What this task involves:
Each entry must be given again exactly; images do not belong in the copy.

Data items:

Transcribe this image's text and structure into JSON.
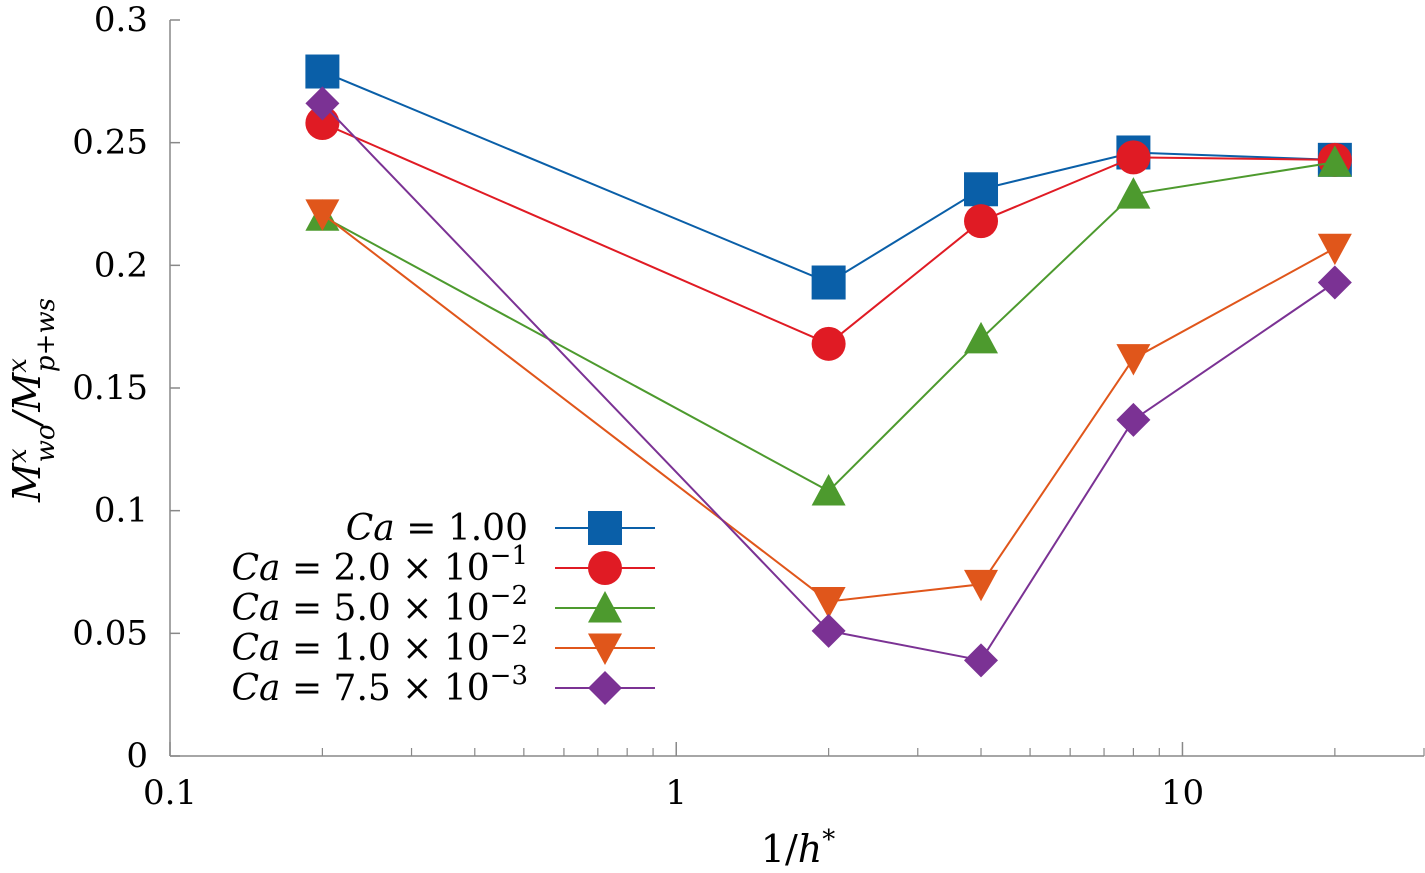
{
  "chart_data": {
    "type": "line",
    "xscale": "log",
    "xlim": [
      0.1,
      30
    ],
    "ylim": [
      0,
      0.3
    ],
    "xlabel": "1/h*",
    "ylabel": "M^x_wo / M^x_p+ws",
    "x_ticks": [
      {
        "value": 0.1,
        "label": "0.1"
      },
      {
        "value": 1,
        "label": "1"
      },
      {
        "value": 10,
        "label": "10"
      }
    ],
    "y_ticks": [
      {
        "value": 0,
        "label": "0"
      },
      {
        "value": 0.05,
        "label": "0.05"
      },
      {
        "value": 0.1,
        "label": "0.1"
      },
      {
        "value": 0.15,
        "label": "0.15"
      },
      {
        "value": 0.2,
        "label": "0.2"
      },
      {
        "value": 0.25,
        "label": "0.25"
      },
      {
        "value": 0.3,
        "label": "0.3"
      }
    ],
    "x": [
      0.2,
      2,
      4,
      8,
      20
    ],
    "series": [
      {
        "name": "Ca = 1.00",
        "name_main": "Ca = 1.00",
        "name_exp": "",
        "color": "#0a5fa8",
        "marker": "square",
        "values": [
          0.279,
          0.193,
          0.231,
          0.246,
          0.243
        ]
      },
      {
        "name": "Ca = 2.0 × 10^-1",
        "name_main": "Ca = 2.0 × 10",
        "name_exp": "−1",
        "color": "#e01b24",
        "marker": "circle",
        "values": [
          0.258,
          0.168,
          0.218,
          0.244,
          0.243
        ]
      },
      {
        "name": "Ca = 5.0 × 10^-2",
        "name_main": "Ca = 5.0 × 10",
        "name_exp": "−2",
        "color": "#4d9a2e",
        "marker": "triangle-up",
        "values": [
          0.22,
          0.108,
          0.17,
          0.229,
          0.242
        ]
      },
      {
        "name": "Ca = 1.0 × 10^-2",
        "name_main": "Ca = 1.0 × 10",
        "name_exp": "−2",
        "color": "#e0561b",
        "marker": "triangle-down",
        "values": [
          0.221,
          0.063,
          0.07,
          0.162,
          0.207
        ]
      },
      {
        "name": "Ca = 7.5 × 10^-3",
        "name_main": "Ca = 7.5 × 10",
        "name_exp": "−3",
        "color": "#7b3294",
        "marker": "diamond",
        "values": [
          0.266,
          0.051,
          0.039,
          0.137,
          0.193
        ]
      }
    ],
    "legend_position": "lower-left",
    "grid": false
  }
}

Solution:
Transcribe this image's text and structure into JSON.
{
  "chart_data": {
    "type": "line",
    "xscale": "log",
    "xlim": [
      0.1,
      30
    ],
    "ylim": [
      0,
      0.3
    ],
    "xlabel": "1/h*",
    "ylabel": "M^x_wo / M^x_p+ws",
    "x_ticks": [
      {
        "value": 0.1,
        "label": "0.1"
      },
      {
        "value": 1,
        "label": "1"
      },
      {
        "value": 10,
        "label": "10"
      }
    ],
    "y_ticks": [
      {
        "value": 0,
        "label": "0"
      },
      {
        "value": 0.05,
        "label": "0.05"
      },
      {
        "value": 0.1,
        "label": "0.1"
      },
      {
        "value": 0.15,
        "label": "0.15"
      },
      {
        "value": 0.2,
        "label": "0.2"
      },
      {
        "value": 0.25,
        "label": "0.25"
      },
      {
        "value": 0.3,
        "label": "0.3"
      }
    ],
    "x": [
      0.2,
      2,
      4,
      8,
      20
    ],
    "series": [
      {
        "name": "Ca = 1.00",
        "name_main": "Ca = 1.00",
        "name_exp": "",
        "color": "#0a5fa8",
        "marker": "square",
        "values": [
          0.279,
          0.193,
          0.231,
          0.246,
          0.243
        ]
      },
      {
        "name": "Ca = 2.0 × 10^-1",
        "name_main": "Ca = 2.0 × 10",
        "name_exp": "−1",
        "color": "#e01b24",
        "marker": "circle",
        "values": [
          0.258,
          0.168,
          0.218,
          0.244,
          0.243
        ]
      },
      {
        "name": "Ca = 5.0 × 10^-2",
        "name_main": "Ca = 5.0 × 10",
        "name_exp": "−2",
        "color": "#4d9a2e",
        "marker": "triangle-up",
        "values": [
          0.22,
          0.108,
          0.17,
          0.229,
          0.242
        ]
      },
      {
        "name": "Ca = 1.0 × 10^-2",
        "name_main": "Ca = 1.0 × 10",
        "name_exp": "−2",
        "color": "#e0561b",
        "marker": "triangle-down",
        "values": [
          0.221,
          0.063,
          0.07,
          0.162,
          0.207
        ]
      },
      {
        "name": "Ca = 7.5 × 10^-3",
        "name_main": "Ca = 7.5 × 10",
        "name_exp": "−3",
        "color": "#7b3294",
        "marker": "diamond",
        "values": [
          0.266,
          0.051,
          0.039,
          0.137,
          0.193
        ]
      }
    ],
    "legend_position": "lower-left",
    "grid": false
  }
}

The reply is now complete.